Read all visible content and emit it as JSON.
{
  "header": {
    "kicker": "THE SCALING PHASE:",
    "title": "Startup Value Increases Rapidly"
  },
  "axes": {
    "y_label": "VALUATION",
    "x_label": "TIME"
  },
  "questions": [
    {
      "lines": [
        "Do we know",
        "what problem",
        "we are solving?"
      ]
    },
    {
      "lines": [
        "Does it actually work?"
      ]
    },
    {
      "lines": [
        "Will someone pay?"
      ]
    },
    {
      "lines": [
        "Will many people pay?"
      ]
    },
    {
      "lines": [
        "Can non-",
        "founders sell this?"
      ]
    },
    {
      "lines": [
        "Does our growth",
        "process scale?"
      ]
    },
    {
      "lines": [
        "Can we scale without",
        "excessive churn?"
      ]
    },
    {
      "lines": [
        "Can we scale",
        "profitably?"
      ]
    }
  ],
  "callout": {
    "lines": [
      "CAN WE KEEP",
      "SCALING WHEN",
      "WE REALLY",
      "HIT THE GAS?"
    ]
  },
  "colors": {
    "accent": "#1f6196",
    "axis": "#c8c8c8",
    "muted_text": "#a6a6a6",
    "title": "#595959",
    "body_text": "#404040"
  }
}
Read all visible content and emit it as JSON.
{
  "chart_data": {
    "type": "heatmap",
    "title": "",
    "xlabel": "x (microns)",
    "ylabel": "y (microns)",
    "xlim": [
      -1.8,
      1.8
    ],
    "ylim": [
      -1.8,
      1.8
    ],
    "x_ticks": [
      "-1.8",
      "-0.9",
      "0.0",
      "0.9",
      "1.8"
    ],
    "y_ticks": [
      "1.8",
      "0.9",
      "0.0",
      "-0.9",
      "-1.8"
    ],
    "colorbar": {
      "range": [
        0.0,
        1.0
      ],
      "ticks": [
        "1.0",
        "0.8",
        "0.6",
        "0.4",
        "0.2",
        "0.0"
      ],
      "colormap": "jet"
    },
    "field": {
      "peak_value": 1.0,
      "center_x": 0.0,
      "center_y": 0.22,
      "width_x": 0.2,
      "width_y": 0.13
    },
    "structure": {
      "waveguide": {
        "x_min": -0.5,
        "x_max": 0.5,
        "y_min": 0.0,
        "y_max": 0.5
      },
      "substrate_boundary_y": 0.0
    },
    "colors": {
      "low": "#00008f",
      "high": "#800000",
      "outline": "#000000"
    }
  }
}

**Exercise details**:
Which lines hold the word "scale"? Show each one.

**Solved problem**:
        "process scale?"
        "Can we scale without",
        "Can we scale",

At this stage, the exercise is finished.